Reproduce each of the lines word for word.

^^^^^^^^

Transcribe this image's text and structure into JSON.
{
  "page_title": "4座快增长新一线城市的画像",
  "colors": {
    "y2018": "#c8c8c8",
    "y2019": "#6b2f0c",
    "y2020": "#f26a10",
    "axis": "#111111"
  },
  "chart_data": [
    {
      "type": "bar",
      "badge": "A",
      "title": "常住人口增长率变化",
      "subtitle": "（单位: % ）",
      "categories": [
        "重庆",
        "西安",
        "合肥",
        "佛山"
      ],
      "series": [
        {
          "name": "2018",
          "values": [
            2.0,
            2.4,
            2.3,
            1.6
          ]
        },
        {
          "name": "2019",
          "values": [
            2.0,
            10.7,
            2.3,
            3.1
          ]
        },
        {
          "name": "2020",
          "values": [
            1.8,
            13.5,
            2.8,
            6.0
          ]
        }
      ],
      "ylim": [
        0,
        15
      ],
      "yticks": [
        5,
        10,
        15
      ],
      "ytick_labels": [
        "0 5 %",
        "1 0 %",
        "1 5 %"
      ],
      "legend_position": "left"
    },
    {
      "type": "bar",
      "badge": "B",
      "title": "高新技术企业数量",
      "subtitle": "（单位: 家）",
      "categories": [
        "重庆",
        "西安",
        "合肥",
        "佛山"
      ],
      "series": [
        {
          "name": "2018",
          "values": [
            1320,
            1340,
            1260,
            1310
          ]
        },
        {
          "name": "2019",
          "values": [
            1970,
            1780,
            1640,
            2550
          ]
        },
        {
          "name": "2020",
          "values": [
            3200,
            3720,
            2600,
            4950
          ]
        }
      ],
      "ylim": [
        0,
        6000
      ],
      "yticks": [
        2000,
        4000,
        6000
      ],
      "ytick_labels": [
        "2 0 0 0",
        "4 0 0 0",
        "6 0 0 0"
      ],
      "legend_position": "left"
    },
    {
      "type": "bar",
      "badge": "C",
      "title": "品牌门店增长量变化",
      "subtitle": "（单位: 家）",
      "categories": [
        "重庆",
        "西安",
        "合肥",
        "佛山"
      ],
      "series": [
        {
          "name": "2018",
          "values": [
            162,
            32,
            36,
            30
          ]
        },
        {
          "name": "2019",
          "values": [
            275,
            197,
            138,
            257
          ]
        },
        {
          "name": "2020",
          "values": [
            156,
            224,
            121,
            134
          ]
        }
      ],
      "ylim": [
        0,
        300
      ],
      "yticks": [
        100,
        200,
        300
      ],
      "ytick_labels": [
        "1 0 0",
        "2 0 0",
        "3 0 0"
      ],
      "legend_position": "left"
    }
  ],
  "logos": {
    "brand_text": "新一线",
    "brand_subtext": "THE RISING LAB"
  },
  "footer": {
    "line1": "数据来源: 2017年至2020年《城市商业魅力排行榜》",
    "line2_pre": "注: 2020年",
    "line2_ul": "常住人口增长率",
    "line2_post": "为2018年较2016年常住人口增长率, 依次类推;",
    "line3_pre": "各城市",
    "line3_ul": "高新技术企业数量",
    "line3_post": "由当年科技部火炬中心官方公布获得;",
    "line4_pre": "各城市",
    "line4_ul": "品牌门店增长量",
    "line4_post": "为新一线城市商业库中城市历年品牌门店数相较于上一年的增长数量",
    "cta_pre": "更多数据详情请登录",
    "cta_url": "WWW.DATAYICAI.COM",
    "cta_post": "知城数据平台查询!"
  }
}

^^^^^^^^

• **EXPECTED ANSWER**
Transcribe this image's text and structure into JSON.
{
  "page_title": "4座快增长新一线城市的画像",
  "colors": {
    "y2018": "#c8c8c8",
    "y2019": "#6b2f0c",
    "y2020": "#f26a10",
    "axis": "#111111"
  },
  "chart_data": [
    {
      "type": "bar",
      "badge": "A",
      "title": "常住人口增长率变化",
      "subtitle": "（单位: % ）",
      "categories": [
        "重庆",
        "西安",
        "合肥",
        "佛山"
      ],
      "series": [
        {
          "name": "2018",
          "values": [
            2.0,
            2.4,
            2.3,
            1.6
          ]
        },
        {
          "name": "2019",
          "values": [
            2.0,
            10.7,
            2.3,
            3.1
          ]
        },
        {
          "name": "2020",
          "values": [
            1.8,
            13.5,
            2.8,
            6.0
          ]
        }
      ],
      "ylim": [
        0,
        15
      ],
      "yticks": [
        5,
        10,
        15
      ],
      "ytick_labels": [
        "0 5 %",
        "1 0 %",
        "1 5 %"
      ],
      "legend_position": "left"
    },
    {
      "type": "bar",
      "badge": "B",
      "title": "高新技术企业数量",
      "subtitle": "（单位: 家）",
      "categories": [
        "重庆",
        "西安",
        "合肥",
        "佛山"
      ],
      "series": [
        {
          "name": "2018",
          "values": [
            1320,
            1340,
            1260,
            1310
          ]
        },
        {
          "name": "2019",
          "values": [
            1970,
            1780,
            1640,
            2550
          ]
        },
        {
          "name": "2020",
          "values": [
            3200,
            3720,
            2600,
            4950
          ]
        }
      ],
      "ylim": [
        0,
        6000
      ],
      "yticks": [
        2000,
        4000,
        6000
      ],
      "ytick_labels": [
        "2 0 0 0",
        "4 0 0 0",
        "6 0 0 0"
      ],
      "legend_position": "left"
    },
    {
      "type": "bar",
      "badge": "C",
      "title": "品牌门店增长量变化",
      "subtitle": "（单位: 家）",
      "categories": [
        "重庆",
        "西安",
        "合肥",
        "佛山"
      ],
      "series": [
        {
          "name": "2018",
          "values": [
            162,
            32,
            36,
            30
          ]
        },
        {
          "name": "2019",
          "values": [
            275,
            197,
            138,
            257
          ]
        },
        {
          "name": "2020",
          "values": [
            156,
            224,
            121,
            134
          ]
        }
      ],
      "ylim": [
        0,
        300
      ],
      "yticks": [
        100,
        200,
        300
      ],
      "ytick_labels": [
        "1 0 0",
        "2 0 0",
        "3 0 0"
      ],
      "legend_position": "left"
    }
  ],
  "logos": {
    "brand_text": "新一线",
    "brand_subtext": "THE RISING LAB"
  },
  "footer": {
    "line1": "数据来源: 2017年至2020年《城市商业魅力排行榜》",
    "line2_pre": "注: 2020年",
    "line2_ul": "常住人口增长率",
    "line2_post": "为2018年较2016年常住人口增长率, 依次类推;",
    "line3_pre": "各城市",
    "line3_ul": "高新技术企业数量",
    "line3_post": "由当年科技部火炬中心官方公布获得;",
    "line4_pre": "各城市",
    "line4_ul": "品牌门店增长量",
    "line4_post": "为新一线城市商业库中城市历年品牌门店数相较于上一年的增长数量",
    "cta_pre": "更多数据详情请登录",
    "cta_url": "WWW.DATAYICAI.COM",
    "cta_post": "知城数据平台查询!"
  }
}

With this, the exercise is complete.